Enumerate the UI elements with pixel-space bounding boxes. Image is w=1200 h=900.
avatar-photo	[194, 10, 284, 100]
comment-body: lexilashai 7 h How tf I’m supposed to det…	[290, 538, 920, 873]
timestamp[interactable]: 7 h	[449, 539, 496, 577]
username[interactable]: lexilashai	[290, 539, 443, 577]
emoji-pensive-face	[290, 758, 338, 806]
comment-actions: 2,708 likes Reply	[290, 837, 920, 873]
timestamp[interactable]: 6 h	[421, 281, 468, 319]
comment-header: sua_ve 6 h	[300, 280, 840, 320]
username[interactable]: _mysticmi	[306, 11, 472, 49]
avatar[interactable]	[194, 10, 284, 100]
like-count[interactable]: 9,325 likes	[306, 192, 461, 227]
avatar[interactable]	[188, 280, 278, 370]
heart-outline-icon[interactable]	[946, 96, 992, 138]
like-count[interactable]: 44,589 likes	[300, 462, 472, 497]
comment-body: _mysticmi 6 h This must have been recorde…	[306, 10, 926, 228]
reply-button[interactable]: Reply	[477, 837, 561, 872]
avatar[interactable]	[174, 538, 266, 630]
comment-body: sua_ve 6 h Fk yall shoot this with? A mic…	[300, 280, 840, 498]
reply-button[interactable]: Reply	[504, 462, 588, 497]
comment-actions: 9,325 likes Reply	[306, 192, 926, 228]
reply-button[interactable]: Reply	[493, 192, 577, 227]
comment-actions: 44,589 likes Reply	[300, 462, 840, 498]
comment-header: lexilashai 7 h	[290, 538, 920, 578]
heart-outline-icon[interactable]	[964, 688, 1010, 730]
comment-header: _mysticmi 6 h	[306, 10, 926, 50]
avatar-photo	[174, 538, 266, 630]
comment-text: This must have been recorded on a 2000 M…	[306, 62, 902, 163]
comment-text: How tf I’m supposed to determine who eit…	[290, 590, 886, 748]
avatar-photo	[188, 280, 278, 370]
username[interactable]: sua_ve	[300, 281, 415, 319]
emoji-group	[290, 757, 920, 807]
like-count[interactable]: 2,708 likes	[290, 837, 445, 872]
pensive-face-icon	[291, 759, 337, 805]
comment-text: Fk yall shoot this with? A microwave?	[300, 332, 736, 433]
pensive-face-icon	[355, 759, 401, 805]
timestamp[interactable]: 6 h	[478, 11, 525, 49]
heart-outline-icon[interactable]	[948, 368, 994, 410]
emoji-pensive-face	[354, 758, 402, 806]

++++++++++

*ВАШЕ ЗАДАНИЕ*. Верните все строки материала без каких-либо изменений, сохранив их порядок.

*ОТВЕТ К УПРАЖНЕНИЮ*.
Enumerate the UI elements with pixel-space bounding boxes. Image is w=1200 h=900.
avatar-photo	[194, 10, 284, 100]
comment-body: lexilashai 7 h How tf I’m supposed to det…	[290, 538, 920, 873]
timestamp[interactable]: 7 h	[449, 539, 496, 577]
username[interactable]: lexilashai	[290, 539, 443, 577]
emoji-pensive-face	[290, 758, 338, 806]
comment-actions: 2,708 likes Reply	[290, 837, 920, 873]
timestamp[interactable]: 6 h	[421, 281, 468, 319]
comment-header: sua_ve 6 h	[300, 280, 840, 320]
username[interactable]: _mysticmi	[306, 11, 472, 49]
avatar[interactable]	[194, 10, 284, 100]
like-count[interactable]: 9,325 likes	[306, 192, 461, 227]
avatar[interactable]	[188, 280, 278, 370]
heart-outline-icon[interactable]	[946, 96, 992, 138]
like-count[interactable]: 44,589 likes	[300, 462, 472, 497]
comment-body: _mysticmi 6 h This must have been recorde…	[306, 10, 926, 228]
reply-button[interactable]: Reply	[477, 837, 561, 872]
avatar[interactable]	[174, 538, 266, 630]
comment-body: sua_ve 6 h Fk yall shoot this with? A mic…	[300, 280, 840, 498]
reply-button[interactable]: Reply	[504, 462, 588, 497]
comment-actions: 9,325 likes Reply	[306, 192, 926, 228]
reply-button[interactable]: Reply	[493, 192, 577, 227]
comment-actions: 44,589 likes Reply	[300, 462, 840, 498]
comment-header: lexilashai 7 h	[290, 538, 920, 578]
heart-outline-icon[interactable]	[964, 688, 1010, 730]
comment-header: _mysticmi 6 h	[306, 10, 926, 50]
avatar-photo	[174, 538, 266, 630]
comment-text: This must have been recorded on a 2000 M…	[306, 62, 902, 163]
comment-text: How tf I’m supposed to determine who eit…	[290, 590, 886, 748]
avatar-photo	[188, 280, 278, 370]
username[interactable]: sua_ve	[300, 281, 415, 319]
emoji-group	[290, 757, 920, 807]
like-count[interactable]: 2,708 likes	[290, 837, 445, 872]
pensive-face-icon	[291, 759, 337, 805]
comment-text: Fk yall shoot this with? A microwave?	[300, 332, 736, 433]
pensive-face-icon	[355, 759, 401, 805]
timestamp[interactable]: 6 h	[478, 11, 525, 49]
heart-outline-icon[interactable]	[948, 368, 994, 410]
emoji-pensive-face	[354, 758, 402, 806]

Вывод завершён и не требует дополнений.